* BEGIN Data entries *
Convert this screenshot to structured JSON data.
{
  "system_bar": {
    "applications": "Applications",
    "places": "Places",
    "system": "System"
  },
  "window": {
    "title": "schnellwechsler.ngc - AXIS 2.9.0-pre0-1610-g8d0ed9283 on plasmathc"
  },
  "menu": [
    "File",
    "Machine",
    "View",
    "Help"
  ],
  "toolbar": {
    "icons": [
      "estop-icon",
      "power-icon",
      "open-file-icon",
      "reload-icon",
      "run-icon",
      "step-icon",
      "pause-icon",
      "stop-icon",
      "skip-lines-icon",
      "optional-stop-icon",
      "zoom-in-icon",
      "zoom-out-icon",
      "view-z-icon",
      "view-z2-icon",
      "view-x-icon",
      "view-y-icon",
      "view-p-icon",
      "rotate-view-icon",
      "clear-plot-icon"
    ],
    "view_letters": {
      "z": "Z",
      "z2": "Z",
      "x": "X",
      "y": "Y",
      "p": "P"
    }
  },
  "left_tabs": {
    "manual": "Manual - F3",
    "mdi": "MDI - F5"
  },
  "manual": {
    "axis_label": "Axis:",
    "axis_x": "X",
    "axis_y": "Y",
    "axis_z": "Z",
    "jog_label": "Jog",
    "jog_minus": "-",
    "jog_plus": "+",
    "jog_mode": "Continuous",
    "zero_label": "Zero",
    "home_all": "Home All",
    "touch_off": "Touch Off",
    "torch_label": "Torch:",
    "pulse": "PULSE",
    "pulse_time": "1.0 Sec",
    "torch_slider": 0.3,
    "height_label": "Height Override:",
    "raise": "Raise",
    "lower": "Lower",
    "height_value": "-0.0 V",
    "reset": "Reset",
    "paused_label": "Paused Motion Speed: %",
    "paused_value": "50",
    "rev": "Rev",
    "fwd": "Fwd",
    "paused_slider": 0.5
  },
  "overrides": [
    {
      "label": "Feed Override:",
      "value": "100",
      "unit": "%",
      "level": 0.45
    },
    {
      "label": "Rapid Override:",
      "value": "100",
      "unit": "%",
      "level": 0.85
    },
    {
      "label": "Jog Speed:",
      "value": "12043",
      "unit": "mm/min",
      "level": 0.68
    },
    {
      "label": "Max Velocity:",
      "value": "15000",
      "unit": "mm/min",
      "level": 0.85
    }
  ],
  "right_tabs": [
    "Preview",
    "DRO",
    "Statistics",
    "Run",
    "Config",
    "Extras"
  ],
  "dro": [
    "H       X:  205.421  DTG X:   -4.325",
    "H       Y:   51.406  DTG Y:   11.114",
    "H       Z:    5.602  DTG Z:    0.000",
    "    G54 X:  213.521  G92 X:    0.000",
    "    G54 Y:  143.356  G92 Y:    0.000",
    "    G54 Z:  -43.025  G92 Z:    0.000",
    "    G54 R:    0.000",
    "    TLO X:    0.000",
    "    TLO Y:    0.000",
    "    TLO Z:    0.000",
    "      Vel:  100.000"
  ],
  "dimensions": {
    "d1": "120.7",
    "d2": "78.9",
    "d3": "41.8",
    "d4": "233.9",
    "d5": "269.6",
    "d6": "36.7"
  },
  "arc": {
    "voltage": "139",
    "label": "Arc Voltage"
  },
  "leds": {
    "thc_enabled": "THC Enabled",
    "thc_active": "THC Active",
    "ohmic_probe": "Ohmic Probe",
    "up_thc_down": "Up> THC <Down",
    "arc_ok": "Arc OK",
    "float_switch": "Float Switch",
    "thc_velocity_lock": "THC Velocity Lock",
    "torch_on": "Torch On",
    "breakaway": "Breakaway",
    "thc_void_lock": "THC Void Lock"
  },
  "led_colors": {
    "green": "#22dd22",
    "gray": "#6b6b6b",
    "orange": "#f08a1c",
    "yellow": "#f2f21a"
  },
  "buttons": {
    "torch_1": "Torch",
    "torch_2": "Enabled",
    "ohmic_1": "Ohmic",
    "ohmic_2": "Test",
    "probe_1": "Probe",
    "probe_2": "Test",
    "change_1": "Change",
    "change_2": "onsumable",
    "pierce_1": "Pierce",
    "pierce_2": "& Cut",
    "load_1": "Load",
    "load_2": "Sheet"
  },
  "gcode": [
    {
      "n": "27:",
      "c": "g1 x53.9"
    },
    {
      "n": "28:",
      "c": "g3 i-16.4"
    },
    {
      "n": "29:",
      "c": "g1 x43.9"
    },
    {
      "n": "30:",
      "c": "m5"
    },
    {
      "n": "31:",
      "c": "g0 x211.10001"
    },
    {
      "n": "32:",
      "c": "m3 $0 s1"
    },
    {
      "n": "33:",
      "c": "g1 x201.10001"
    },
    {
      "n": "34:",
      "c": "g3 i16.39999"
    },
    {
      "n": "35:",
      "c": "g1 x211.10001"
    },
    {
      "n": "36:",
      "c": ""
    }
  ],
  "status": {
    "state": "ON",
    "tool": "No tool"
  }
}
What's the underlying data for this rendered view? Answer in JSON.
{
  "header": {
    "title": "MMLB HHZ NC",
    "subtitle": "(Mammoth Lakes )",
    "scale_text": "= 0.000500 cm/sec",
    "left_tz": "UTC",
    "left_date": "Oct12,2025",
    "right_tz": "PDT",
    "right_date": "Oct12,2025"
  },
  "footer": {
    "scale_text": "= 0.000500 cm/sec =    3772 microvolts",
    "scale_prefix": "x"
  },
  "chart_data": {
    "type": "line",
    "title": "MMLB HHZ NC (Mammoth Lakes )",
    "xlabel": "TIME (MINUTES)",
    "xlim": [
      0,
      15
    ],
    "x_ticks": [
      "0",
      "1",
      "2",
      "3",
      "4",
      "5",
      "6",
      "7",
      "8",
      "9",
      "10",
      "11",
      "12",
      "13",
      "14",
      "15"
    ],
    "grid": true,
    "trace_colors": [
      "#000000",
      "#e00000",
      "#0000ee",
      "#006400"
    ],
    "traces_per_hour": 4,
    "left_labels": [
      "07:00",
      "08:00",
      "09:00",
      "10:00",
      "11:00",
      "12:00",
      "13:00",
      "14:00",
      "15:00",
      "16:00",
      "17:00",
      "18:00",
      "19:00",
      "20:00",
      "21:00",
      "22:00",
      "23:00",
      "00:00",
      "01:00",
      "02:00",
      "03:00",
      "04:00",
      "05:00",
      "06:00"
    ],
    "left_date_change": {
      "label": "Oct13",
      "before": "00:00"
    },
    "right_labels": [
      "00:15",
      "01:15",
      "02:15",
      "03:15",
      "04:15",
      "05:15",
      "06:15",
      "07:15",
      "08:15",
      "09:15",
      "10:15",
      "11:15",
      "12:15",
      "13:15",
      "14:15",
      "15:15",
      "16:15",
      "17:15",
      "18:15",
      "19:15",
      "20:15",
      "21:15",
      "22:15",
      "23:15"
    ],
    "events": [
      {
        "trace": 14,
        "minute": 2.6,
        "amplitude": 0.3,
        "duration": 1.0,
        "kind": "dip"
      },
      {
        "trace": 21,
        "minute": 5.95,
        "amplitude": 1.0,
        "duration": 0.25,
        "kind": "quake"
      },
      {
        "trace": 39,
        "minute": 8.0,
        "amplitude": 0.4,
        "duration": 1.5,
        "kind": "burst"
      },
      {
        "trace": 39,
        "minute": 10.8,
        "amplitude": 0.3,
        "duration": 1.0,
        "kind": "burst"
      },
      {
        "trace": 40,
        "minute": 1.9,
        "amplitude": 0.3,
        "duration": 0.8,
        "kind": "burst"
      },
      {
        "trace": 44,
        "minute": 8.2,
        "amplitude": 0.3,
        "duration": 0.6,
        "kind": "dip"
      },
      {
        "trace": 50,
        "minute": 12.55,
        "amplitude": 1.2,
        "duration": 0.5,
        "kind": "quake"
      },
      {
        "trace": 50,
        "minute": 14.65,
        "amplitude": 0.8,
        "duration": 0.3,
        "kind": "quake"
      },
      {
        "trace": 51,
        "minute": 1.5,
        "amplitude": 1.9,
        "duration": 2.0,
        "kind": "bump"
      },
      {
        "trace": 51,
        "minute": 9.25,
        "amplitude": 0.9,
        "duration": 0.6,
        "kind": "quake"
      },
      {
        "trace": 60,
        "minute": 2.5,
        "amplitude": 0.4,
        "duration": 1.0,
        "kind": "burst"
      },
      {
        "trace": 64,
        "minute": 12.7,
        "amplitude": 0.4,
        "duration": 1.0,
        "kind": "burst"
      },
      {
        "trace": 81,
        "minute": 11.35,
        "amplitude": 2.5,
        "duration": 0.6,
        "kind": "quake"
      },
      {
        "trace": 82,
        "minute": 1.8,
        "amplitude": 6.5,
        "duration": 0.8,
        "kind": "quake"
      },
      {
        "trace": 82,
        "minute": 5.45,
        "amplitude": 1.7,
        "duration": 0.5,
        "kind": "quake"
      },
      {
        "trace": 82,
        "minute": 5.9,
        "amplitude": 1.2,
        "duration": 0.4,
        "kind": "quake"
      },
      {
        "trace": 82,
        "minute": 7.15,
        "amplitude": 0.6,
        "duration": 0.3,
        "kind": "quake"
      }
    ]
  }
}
* END Data entries *
# Given request
Using the records above, find and show each line with the string "Enabled".

# Written response
    "thc_enabled": "THC Enabled",
    "torch_2": "Enabled",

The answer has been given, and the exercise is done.